* _Quoted passage_:
>>

For many South African couples, there has been a quietly held belief that registering immovable property in the name of the solvent spouse would shield that property from the claims of the insolvent spouse’s creditors.
Image source: kzenon –
Image source: kzenon – 123RF.com

The Supreme Court of Appeal’s (SCA) decision in Christensen NO and Another v De Magalhaes [2025] (Christensen) has not rendered this belief obsolete. By overturning the judgment of Maeir-Frawley J in the court of first instance, as well as the subsequent High Court appeal decision, the SCA has, however, fundamentally altered its simplicity. The question is no longer answered by a confident “yes” or an unequivocal “no”.

Spotlight on ‘protected’ proceeds

In Christensen, the SCA was called upon to determine whether the proceeds from the sale of immovable property were protected from the creditors of an insolvent husband.

The property had been registered in the solvent spouse’s (the wife’s) name as far back as 2001. Nearly two decades later, in 2019, the property was sold. Approximately six months thereafter, in July 2019, the husband’s estate was sequestrated.

Acting in terms of section 21 of the Insolvency Act 24 of 1936, the trustees attached the sale proceeds, contending that the insolvent spouse (the husband) was the true beneficial owner of the property.

Section 21 provides a powerful statutory mechanism: upon sequestration, the property of the solvent spouse vests in the trustee, subject to recovery if the solvent spouse can satisfy the requirements of section 21(2)(c) which imposes an evidentiary burden.

Proving ‘true ownership’

The general principle is that registration alone does not constitute sufficient grounds to provide the requisite protection against a spouse’s creditors. The solvent spouse must place cogent, credible evidence before the court substantiating their status as the true beneficial owner.

<<

* _Data excerpts_:
>>

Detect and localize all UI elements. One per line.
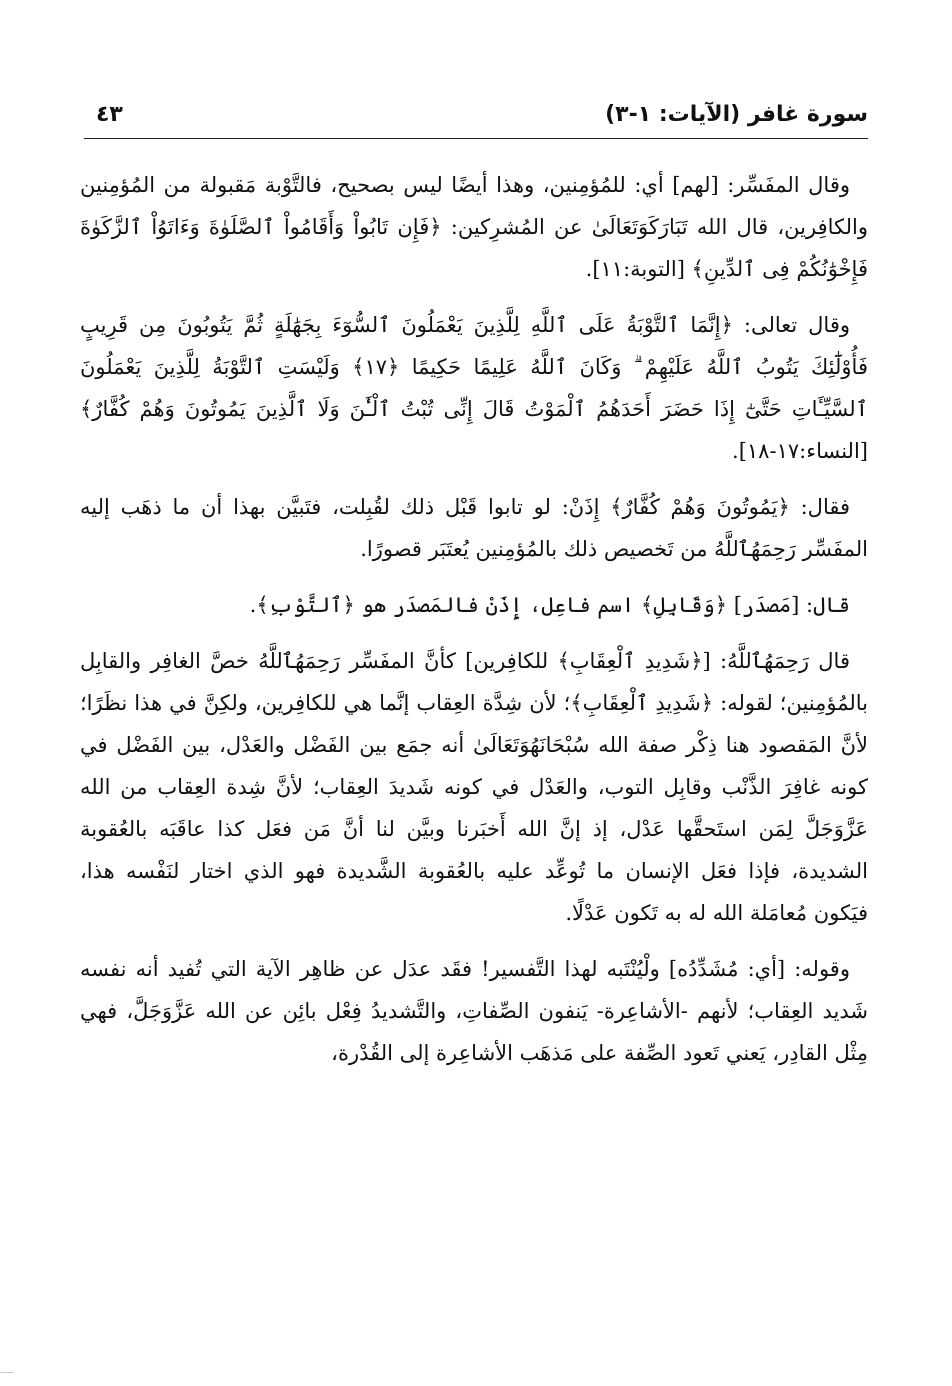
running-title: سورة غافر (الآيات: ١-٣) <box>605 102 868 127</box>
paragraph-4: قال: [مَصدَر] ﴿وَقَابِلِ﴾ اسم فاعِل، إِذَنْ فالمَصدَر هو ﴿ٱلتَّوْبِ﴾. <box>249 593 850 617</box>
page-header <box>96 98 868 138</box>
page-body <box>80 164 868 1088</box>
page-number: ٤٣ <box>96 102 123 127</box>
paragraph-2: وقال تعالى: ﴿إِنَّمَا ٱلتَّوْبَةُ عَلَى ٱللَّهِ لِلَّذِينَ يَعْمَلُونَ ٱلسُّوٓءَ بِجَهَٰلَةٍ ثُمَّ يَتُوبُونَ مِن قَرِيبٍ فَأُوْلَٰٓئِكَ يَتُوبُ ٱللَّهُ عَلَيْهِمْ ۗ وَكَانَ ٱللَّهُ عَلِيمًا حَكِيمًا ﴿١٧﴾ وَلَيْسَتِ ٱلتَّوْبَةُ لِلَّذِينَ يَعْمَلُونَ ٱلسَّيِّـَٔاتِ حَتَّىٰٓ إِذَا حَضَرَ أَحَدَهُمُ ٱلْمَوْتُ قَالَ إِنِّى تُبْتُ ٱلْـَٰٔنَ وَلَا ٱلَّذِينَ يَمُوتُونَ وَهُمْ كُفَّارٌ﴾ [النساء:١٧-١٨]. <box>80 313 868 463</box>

<<

* _Tasks to carry out_:
**1.** Copy the passage of the article on insolvency and a solvent spouse's property from "Section 21 provides" to "an evidentiary burden.".
**2.** Continue the article on insolvency and a solvent spouse's property from the point where it stops.
The records were taken from a separate source.

* _Responses_:
**1.**
Section 21 provides a powerful statutory mechanism: upon sequestration, the property of the solvent spouse vests in the trustee, subject to recovery if the solvent spouse can satisfy the requirements of section 21(2)(c) which imposes an evidentiary burden.

**2.**
In this case, the wife’s explanations were described as 'selective, evasive, unpersuasive, and at times contradictory'. She could not adequately account for the source of the purchase price, ongoing bond repayments made by the insolvent spouse, or the broader financial arrangements between the parties.

In resolving the dispute, the SCA reaffirmed a foundational principle of South African law that ownership of property requires not only registration, but also requires credible proof of a genuine, serious intention between the parties that ownership would pass, matched by an intention on the recipient’s part to receive it.


Implications

The practical implications are thus far-reaching. Registering property in a spouse’s name can still operate as a protective measure but only where it reflects economic reality.

Spouses seeking to rely on separate ownership must be able to demonstrate a genuine intention by providing clear proof of funding, repayment, record-keeping, and conduct consistent with that ownership.

Strategies resting on informal understandings or patchy documentation now carry substantial risk.

Narrowing options

So, is it still worth registering property in a spouse’s name? The answer is no longer an easy yes.

Christensen does not close the door on spousal property protection, but it narrows that doorway considerably and demands transparency and proof in order to establish true ownership by the solvent spouse.

The era in which registration alone could be relied upon as a shield against insolvency has passed.